§ **Layout region records**
** BEGIN **
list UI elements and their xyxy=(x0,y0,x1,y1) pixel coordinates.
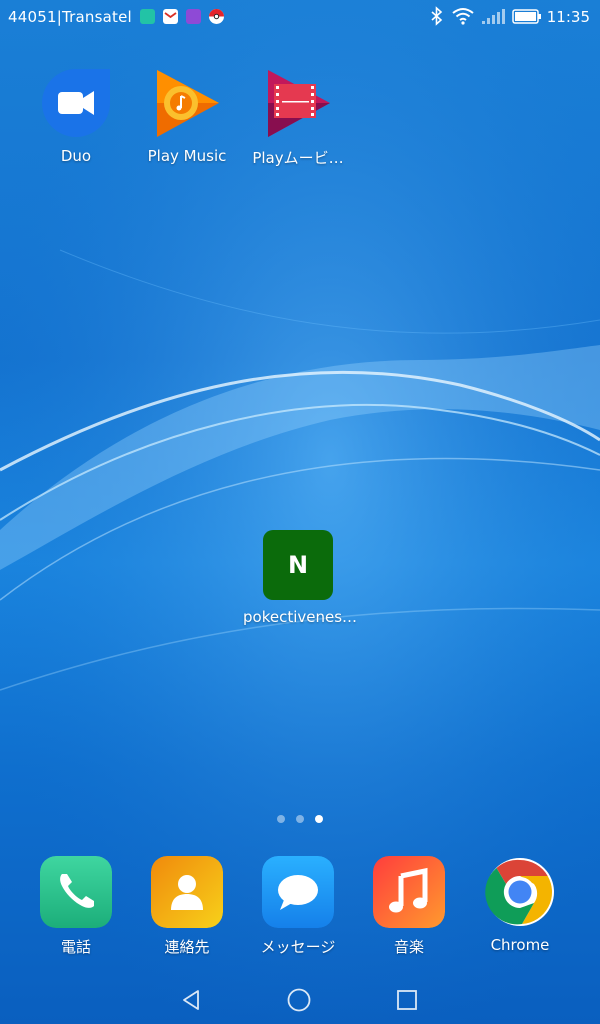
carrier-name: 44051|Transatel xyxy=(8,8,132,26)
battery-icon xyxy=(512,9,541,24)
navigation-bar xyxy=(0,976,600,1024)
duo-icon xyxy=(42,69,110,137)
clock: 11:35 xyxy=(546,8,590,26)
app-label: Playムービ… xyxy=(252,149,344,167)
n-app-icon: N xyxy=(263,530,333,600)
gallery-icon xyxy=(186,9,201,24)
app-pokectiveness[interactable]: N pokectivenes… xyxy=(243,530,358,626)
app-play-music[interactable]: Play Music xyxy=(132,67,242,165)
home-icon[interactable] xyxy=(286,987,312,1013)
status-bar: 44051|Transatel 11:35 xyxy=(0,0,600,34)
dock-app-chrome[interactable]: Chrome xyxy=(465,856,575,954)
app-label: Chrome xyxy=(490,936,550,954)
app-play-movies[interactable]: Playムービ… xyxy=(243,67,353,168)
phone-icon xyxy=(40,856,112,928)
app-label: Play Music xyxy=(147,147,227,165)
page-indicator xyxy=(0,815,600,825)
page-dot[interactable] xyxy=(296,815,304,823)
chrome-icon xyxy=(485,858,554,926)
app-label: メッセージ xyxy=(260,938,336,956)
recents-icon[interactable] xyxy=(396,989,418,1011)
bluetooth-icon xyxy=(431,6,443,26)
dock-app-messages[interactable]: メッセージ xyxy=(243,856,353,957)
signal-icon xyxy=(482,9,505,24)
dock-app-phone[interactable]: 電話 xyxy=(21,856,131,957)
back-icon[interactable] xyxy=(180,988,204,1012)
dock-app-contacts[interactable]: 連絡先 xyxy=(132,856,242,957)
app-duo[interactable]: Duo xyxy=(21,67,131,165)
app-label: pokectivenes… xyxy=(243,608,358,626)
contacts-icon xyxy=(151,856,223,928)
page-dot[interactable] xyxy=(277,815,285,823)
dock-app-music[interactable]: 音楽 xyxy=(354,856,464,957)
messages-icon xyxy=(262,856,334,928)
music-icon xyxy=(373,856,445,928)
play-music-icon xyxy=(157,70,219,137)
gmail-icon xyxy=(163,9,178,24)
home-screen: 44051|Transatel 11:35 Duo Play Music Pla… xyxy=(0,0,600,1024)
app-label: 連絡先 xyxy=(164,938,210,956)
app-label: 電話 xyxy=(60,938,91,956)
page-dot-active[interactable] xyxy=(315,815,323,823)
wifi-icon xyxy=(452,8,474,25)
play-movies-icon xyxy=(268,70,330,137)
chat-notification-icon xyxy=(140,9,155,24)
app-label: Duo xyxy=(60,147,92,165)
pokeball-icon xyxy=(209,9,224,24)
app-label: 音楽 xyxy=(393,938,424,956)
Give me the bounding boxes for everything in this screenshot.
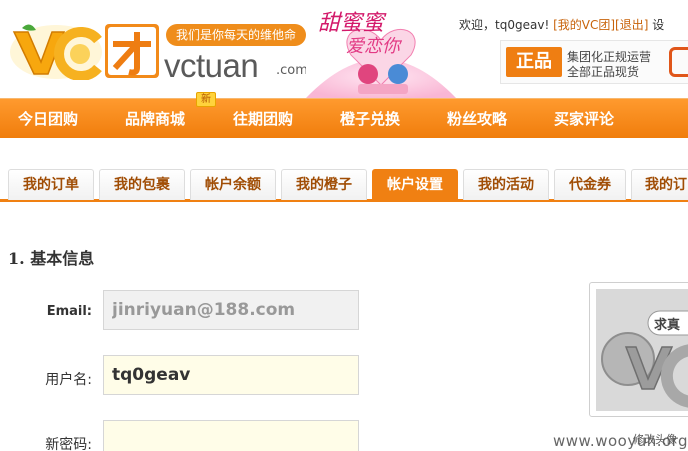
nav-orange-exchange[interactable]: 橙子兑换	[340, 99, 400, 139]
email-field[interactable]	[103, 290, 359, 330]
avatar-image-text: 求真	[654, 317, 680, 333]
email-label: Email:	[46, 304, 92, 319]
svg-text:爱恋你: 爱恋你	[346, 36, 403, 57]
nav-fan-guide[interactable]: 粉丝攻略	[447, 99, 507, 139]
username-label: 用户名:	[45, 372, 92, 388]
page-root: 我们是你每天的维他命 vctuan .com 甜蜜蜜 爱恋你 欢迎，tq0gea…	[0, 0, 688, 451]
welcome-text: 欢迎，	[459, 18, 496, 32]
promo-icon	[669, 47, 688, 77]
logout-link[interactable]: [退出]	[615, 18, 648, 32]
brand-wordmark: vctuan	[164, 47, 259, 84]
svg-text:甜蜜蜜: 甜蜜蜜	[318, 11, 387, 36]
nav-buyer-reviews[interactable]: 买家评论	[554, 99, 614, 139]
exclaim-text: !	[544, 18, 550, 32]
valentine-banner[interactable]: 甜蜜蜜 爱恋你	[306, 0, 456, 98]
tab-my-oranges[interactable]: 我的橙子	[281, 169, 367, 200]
** END **
§ **The problem**
Copy everything from "carrier-name: 44051|Transatel xyxy=(8,8,132,26)" down to "dock-app-chrome[interactable]: Chrome xyxy=(465,856,575,954)" in the material, swapping "home-icon" for "home-button" and leaving every other part unchanged.

§ **Task output**
carrier-name: 44051|Transatel xyxy=(8,8,132,26)
battery-icon xyxy=(512,9,541,24)
navigation-bar xyxy=(0,976,600,1024)
duo-icon xyxy=(42,69,110,137)
clock: 11:35 xyxy=(546,8,590,26)
app-label: Playムービ… xyxy=(252,149,344,167)
n-app-icon: N xyxy=(263,530,333,600)
gallery-icon xyxy=(186,9,201,24)
app-pokectiveness[interactable]: N pokectivenes… xyxy=(243,530,358,626)
app-play-music[interactable]: Play Music xyxy=(132,67,242,165)
home-button[interactable] xyxy=(286,987,312,1013)
status-bar: 44051|Transatel 11:35 xyxy=(0,0,600,34)
dock-app-chrome[interactable]: Chrome xyxy=(465,856,575,954)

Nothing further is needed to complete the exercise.